- _REQUEST_:
Find every line in the records below that contains the word "ดความร", and copy each such line.

Excerpt from a dataset:
········
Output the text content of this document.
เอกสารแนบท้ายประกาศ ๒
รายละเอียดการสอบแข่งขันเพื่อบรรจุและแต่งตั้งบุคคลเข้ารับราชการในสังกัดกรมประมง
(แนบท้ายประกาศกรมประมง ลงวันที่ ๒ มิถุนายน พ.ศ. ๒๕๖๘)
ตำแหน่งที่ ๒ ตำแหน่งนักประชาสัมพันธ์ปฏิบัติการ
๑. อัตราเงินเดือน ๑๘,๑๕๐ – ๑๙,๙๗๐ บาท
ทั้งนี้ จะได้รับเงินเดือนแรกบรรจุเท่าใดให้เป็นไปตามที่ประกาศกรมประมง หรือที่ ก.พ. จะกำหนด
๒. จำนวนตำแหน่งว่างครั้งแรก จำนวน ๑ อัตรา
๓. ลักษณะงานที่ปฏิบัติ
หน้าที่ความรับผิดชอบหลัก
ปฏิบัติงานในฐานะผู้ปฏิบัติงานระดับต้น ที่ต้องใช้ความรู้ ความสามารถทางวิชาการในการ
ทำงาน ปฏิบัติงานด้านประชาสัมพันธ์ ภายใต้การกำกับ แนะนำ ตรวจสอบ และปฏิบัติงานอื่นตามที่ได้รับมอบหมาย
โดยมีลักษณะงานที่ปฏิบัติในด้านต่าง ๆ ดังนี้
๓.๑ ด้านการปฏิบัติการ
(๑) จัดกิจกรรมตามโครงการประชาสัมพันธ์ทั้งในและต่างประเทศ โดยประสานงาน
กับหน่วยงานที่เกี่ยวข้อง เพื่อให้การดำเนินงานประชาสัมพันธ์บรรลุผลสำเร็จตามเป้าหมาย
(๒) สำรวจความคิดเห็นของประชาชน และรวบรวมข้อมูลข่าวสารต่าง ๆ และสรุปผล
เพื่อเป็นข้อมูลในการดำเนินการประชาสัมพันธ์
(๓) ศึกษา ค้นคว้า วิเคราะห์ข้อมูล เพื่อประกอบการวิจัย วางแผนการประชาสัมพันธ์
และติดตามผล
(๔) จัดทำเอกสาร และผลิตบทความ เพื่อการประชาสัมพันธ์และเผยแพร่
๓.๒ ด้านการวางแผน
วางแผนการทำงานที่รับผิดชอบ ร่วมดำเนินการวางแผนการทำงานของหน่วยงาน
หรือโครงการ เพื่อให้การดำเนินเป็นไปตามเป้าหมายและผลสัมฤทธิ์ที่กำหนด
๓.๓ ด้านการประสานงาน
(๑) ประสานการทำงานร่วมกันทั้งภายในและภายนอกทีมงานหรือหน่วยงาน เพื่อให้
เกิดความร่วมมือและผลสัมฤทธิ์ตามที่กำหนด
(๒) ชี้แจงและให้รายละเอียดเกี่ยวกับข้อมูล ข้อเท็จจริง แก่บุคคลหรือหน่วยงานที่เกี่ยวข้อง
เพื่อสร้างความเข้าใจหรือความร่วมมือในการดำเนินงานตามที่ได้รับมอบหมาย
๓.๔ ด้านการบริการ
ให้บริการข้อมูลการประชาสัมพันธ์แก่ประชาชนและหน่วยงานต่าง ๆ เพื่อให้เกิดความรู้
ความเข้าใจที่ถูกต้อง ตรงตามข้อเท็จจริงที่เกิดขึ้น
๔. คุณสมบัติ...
········
- _TASK RESPONSE_:
เกิดความร่วมมือและผลสัมฤทธิ์ตามที่กำหนด
ให้บริการข้อมูลการประชาสัมพันธ์แก่ประชาชนและหน่วยงานต่าง ๆ เพื่อให้เกิดความรู้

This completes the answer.